## What is asked
Please print the records below word for word, keeping every line in its original order.

──────────

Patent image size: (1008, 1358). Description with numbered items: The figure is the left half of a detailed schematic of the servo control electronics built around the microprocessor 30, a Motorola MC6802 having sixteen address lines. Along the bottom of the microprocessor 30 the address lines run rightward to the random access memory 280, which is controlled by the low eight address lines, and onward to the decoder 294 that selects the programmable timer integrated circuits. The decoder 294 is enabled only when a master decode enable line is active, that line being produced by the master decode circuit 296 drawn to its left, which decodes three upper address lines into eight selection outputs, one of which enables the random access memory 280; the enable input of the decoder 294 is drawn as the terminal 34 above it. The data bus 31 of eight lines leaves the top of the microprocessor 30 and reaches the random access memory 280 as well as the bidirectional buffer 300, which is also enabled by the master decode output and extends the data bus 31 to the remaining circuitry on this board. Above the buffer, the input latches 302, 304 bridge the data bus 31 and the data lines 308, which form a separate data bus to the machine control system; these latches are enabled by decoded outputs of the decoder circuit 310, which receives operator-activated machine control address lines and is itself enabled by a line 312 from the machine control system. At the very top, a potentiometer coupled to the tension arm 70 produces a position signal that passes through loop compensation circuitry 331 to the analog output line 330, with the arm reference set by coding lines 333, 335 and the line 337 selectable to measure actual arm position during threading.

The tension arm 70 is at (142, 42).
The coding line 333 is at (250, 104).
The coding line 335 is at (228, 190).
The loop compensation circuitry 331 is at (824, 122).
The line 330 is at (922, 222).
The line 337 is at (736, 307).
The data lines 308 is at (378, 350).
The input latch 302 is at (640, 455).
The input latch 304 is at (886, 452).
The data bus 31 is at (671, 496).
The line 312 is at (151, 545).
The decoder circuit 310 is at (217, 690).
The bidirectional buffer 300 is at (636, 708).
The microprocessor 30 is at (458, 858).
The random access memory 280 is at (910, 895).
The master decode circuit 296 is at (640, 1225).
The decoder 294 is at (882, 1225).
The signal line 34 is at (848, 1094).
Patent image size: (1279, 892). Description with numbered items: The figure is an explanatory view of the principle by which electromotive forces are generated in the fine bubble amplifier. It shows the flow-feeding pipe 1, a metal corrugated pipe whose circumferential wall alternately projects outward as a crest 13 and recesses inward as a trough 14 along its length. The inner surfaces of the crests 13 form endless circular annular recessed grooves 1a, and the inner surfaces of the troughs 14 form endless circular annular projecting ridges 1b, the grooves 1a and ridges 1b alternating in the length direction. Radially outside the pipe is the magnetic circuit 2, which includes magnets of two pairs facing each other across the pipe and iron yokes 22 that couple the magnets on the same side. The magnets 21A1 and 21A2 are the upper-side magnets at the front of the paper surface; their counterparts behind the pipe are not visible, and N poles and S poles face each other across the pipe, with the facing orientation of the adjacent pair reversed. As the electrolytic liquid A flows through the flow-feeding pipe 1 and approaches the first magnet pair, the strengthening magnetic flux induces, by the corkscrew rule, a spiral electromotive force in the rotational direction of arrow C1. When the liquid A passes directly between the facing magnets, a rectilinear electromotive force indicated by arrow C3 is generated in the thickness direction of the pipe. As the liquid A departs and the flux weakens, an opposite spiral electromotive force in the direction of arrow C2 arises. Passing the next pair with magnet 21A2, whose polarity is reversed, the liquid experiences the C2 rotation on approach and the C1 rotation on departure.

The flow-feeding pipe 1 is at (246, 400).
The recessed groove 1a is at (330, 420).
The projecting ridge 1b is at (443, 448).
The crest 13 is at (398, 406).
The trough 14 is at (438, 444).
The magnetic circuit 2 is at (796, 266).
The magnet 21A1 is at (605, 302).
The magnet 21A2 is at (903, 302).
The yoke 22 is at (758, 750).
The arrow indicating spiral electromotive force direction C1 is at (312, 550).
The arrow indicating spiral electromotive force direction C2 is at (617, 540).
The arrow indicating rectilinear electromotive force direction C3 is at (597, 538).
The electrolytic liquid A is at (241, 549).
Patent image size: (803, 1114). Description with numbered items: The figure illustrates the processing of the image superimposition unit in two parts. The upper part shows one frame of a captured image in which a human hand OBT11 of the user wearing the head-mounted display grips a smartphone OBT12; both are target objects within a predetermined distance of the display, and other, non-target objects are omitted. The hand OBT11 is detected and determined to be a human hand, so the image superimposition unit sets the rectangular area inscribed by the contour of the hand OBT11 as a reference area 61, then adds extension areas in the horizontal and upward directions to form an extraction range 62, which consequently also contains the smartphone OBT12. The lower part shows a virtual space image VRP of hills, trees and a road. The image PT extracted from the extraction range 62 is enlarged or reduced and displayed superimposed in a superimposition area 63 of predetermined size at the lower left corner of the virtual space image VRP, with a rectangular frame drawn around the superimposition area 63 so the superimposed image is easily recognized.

──────────

## Answer to this problem
Patent image size: (1008, 1358). Description with numbered items: The figure is the left half of a detailed schematic of the servo control electronics built around the microprocessor 30, a Motorola MC6802 having sixteen address lines. Along the bottom of the microprocessor 30 the address lines run rightward to the random access memory 280, which is controlled by the low eight address lines, and onward to the decoder 294 that selects the programmable timer integrated circuits. The decoder 294 is enabled only when a master decode enable line is active, that line being produced by the master decode circuit 296 drawn to its left, which decodes three upper address lines into eight selection outputs, one of which enables the random access memory 280; the enable input of the decoder 294 is drawn as the terminal 34 above it. The data bus 31 of eight lines leaves the top of the microprocessor 30 and reaches the random access memory 280 as well as the bidirectional buffer 300, which is also enabled by the master decode output and extends the data bus 31 to the remaining circuitry on this board. Above the buffer, the input latches 302, 304 bridge the data bus 31 and the data lines 308, which form a separate data bus to the machine control system; these latches are enabled by decoded outputs of the decoder circuit 310, which receives operator-activated machine control address lines and is itself enabled by a line 312 from the machine control system. At the very top, a potentiometer coupled to the tension arm 70 produces a position signal that passes through loop compensation circuitry 331 to the analog output line 330, with the arm reference set by coding lines 333, 335 and the line 337 selectable to measure actual arm position during threading.

The tension arm 70 is at (142, 42).
The coding line 333 is at (250, 104).
The coding line 335 is at (228, 190).
The loop compensation circuitry 331 is at (824, 122).
The line 330 is at (922, 222).
The line 337 is at (736, 307).
The data lines 308 is at (378, 350).
The input latch 302 is at (640, 455).
The input latch 304 is at (886, 452).
The data bus 31 is at (671, 496).
The line 312 is at (151, 545).
The decoder circuit 310 is at (217, 690).
The bidirectional buffer 300 is at (636, 708).
The microprocessor 30 is at (458, 858).
The random access memory 280 is at (910, 895).
The master decode circuit 296 is at (640, 1225).
The decoder 294 is at (882, 1225).
The signal line 34 is at (848, 1094).
Patent image size: (1279, 892). Description with numbered items: The figure is an explanatory view of the principle by which electromotive forces are generated in the fine bubble amplifier. It shows the flow-feeding pipe 1, a metal corrugated pipe whose circumferential wall alternately projects outward as a crest 13 and recesses inward as a trough 14 along its length. The inner surfaces of the crests 13 form endless circular annular recessed grooves 1a, and the inner surfaces of the troughs 14 form endless circular annular projecting ridges 1b, the grooves 1a and ridges 1b alternating in the length direction. Radially outside the pipe is the magnetic circuit 2, which includes magnets of two pairs facing each other across the pipe and iron yokes 22 that couple the magnets on the same side. The magnets 21A1 and 21A2 are the upper-side magnets at the front of the paper surface; their counterparts behind the pipe are not visible, and N poles and S poles face each other across the pipe, with the facing orientation of the adjacent pair reversed. As the electrolytic liquid A flows through the flow-feeding pipe 1 and approaches the first magnet pair, the strengthening magnetic flux induces, by the corkscrew rule, a spiral electromotive force in the rotational direction of arrow C1. When the liquid A passes directly between the facing magnets, a rectilinear electromotive force indicated by arrow C3 is generated in the thickness direction of the pipe. As the liquid A departs and the flux weakens, an opposite spiral electromotive force in the direction of arrow C2 arises. Passing the next pair with magnet 21A2, whose polarity is reversed, the liquid experiences the C2 rotation on approach and the C1 rotation on departure.

The flow-feeding pipe 1 is at (246, 400).
The recessed groove 1a is at (330, 420).
The projecting ridge 1b is at (443, 448).
The crest 13 is at (398, 406).
The trough 14 is at (438, 444).
The magnetic circuit 2 is at (796, 266).
The magnet 21A1 is at (605, 302).
The magnet 21A2 is at (903, 302).
The yoke 22 is at (758, 750).
The arrow indicating spiral electromotive force direction C1 is at (312, 550).
The arrow indicating spiral electromotive force direction C2 is at (617, 540).
The arrow indicating rectilinear electromotive force direction C3 is at (597, 538).
The electrolytic liquid A is at (241, 549).
Patent image size: (803, 1114). Description with numbered items: The figure illustrates the processing of the image superimposition unit in two parts. The upper part shows one frame of a captured image in which a human hand OBT11 of the user wearing the head-mounted display grips a smartphone OBT12; both are target objects within a predetermined distance of the display, and other, non-target objects are omitted. The hand OBT11 is detected and determined to be a human hand, so the image superimposition unit sets the rectangular area inscribed by the contour of the hand OBT11 as a reference area 61, then adds extension areas in the horizontal and upward directions to form an extraction range 62, which consequently also contains the smartphone OBT12. The lower part shows a virtual space image VRP of hills, trees and a road. The image PT extracted from the extraction range 62 is enlarged or reduced and displayed superimposed in a superimposition area 63 of predetermined size at the lower left corner of the virtual space image VRP, with a rectangular frame drawn around the superimposition area 63 so the superimposed image is easily recognized.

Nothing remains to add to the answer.